▶ _WHAT THE TASK ASKS_
Gather the lines that hold the string "questions".

▶ _DATA FOR PROCESSING_

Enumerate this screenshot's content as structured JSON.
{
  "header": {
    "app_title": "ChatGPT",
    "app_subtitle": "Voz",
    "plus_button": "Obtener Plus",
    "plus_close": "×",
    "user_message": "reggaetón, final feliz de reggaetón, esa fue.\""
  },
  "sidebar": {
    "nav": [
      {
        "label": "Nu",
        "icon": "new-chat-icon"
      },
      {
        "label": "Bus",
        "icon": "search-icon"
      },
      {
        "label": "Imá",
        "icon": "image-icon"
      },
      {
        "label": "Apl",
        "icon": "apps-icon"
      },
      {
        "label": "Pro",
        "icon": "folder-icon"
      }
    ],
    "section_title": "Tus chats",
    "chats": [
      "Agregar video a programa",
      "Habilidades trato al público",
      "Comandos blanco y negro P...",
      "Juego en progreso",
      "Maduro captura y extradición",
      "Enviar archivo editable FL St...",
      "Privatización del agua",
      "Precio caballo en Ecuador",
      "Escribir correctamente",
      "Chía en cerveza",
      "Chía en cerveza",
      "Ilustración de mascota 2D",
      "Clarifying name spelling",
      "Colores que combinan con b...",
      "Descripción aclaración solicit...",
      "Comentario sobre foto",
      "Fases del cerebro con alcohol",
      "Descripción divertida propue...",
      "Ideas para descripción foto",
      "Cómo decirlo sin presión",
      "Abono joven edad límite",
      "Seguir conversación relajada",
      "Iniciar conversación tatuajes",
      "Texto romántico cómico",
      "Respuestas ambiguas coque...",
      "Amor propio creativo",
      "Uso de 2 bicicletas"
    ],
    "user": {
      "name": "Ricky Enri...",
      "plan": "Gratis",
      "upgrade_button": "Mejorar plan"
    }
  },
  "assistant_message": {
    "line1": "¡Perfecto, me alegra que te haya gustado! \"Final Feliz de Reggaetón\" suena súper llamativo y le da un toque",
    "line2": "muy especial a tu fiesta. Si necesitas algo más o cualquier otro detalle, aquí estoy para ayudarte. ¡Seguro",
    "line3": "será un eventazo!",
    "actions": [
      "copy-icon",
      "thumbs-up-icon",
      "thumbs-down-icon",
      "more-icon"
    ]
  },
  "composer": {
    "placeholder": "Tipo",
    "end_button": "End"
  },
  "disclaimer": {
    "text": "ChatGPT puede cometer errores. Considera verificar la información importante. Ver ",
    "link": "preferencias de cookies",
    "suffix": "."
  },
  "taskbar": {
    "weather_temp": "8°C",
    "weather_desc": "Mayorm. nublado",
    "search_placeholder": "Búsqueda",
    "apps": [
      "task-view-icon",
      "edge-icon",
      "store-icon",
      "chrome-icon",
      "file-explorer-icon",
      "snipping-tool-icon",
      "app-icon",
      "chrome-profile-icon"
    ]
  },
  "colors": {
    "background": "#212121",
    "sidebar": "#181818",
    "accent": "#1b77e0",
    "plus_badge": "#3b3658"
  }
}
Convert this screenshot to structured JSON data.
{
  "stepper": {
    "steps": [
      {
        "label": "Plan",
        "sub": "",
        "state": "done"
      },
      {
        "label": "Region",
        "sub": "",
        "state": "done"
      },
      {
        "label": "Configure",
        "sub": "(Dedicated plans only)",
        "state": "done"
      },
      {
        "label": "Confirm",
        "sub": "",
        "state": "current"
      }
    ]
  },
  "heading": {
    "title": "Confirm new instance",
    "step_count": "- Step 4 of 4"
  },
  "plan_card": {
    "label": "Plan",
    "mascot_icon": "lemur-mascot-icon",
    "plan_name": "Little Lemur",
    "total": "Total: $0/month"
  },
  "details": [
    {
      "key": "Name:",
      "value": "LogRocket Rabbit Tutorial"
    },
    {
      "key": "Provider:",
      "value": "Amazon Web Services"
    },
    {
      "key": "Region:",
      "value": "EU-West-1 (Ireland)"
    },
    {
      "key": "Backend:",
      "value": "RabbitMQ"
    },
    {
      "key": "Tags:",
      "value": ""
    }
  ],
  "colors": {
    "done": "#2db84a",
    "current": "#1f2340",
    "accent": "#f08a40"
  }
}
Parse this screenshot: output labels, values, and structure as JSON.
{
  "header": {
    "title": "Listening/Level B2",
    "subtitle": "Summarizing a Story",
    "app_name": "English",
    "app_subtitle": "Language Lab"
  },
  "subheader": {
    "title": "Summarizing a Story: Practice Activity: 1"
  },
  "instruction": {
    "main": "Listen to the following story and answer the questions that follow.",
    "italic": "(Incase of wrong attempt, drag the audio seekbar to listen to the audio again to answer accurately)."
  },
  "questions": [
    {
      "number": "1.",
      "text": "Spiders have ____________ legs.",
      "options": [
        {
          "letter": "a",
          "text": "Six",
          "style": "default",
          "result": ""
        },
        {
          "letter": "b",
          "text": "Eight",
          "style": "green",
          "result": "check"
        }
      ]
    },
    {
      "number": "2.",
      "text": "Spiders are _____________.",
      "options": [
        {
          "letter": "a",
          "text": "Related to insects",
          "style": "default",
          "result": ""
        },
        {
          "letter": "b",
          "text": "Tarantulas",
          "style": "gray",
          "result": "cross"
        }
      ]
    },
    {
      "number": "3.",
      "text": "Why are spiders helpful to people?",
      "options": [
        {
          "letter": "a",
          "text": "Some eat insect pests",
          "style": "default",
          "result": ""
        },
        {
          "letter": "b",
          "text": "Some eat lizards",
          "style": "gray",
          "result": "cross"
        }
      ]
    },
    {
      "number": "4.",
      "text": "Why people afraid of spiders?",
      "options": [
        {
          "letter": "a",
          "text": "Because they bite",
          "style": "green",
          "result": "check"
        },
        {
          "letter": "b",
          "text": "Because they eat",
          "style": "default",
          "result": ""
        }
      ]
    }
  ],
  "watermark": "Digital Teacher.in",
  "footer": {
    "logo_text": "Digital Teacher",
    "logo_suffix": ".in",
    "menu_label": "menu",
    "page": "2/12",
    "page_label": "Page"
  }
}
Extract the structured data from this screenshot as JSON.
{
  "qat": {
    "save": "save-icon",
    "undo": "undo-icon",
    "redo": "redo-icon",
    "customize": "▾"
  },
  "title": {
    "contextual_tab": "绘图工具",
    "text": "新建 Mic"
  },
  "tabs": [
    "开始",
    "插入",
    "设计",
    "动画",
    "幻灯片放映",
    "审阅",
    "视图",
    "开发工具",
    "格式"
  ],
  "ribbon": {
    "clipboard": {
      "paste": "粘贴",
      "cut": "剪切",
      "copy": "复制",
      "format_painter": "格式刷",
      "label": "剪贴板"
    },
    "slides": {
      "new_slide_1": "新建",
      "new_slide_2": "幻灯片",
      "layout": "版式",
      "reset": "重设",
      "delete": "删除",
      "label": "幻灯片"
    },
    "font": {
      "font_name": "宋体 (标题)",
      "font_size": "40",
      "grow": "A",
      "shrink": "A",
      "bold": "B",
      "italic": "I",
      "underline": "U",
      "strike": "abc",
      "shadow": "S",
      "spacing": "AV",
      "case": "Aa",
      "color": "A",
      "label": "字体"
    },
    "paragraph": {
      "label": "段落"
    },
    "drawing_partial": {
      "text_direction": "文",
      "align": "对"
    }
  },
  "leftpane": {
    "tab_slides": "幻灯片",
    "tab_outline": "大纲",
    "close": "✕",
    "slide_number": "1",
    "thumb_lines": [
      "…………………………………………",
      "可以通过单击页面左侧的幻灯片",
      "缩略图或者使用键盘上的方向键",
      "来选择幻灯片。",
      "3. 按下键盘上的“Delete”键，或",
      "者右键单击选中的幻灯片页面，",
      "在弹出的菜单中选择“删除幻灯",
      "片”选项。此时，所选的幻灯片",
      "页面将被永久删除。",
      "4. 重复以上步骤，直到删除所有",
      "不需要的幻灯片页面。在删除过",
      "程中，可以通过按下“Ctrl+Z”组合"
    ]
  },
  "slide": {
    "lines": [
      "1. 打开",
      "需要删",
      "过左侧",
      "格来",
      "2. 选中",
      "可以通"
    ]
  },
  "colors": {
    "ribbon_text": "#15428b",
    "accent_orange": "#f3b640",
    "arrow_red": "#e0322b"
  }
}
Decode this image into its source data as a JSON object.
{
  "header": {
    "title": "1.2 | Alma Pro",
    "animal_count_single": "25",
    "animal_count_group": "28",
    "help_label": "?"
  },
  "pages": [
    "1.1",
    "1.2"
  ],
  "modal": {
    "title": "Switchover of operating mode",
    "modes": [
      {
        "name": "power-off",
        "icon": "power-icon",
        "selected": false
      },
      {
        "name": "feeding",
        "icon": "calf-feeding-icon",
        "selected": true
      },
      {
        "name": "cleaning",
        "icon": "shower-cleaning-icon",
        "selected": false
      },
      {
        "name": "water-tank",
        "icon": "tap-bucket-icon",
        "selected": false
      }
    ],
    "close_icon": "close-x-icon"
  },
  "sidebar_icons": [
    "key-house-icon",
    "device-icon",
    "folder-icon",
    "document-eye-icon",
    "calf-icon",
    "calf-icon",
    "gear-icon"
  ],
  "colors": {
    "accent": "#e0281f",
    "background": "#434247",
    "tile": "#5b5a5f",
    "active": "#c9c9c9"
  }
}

▶ _ANSWER IN FULL_
    "main": "Listen to the following story and answer the questions that follow.",
  "questions": [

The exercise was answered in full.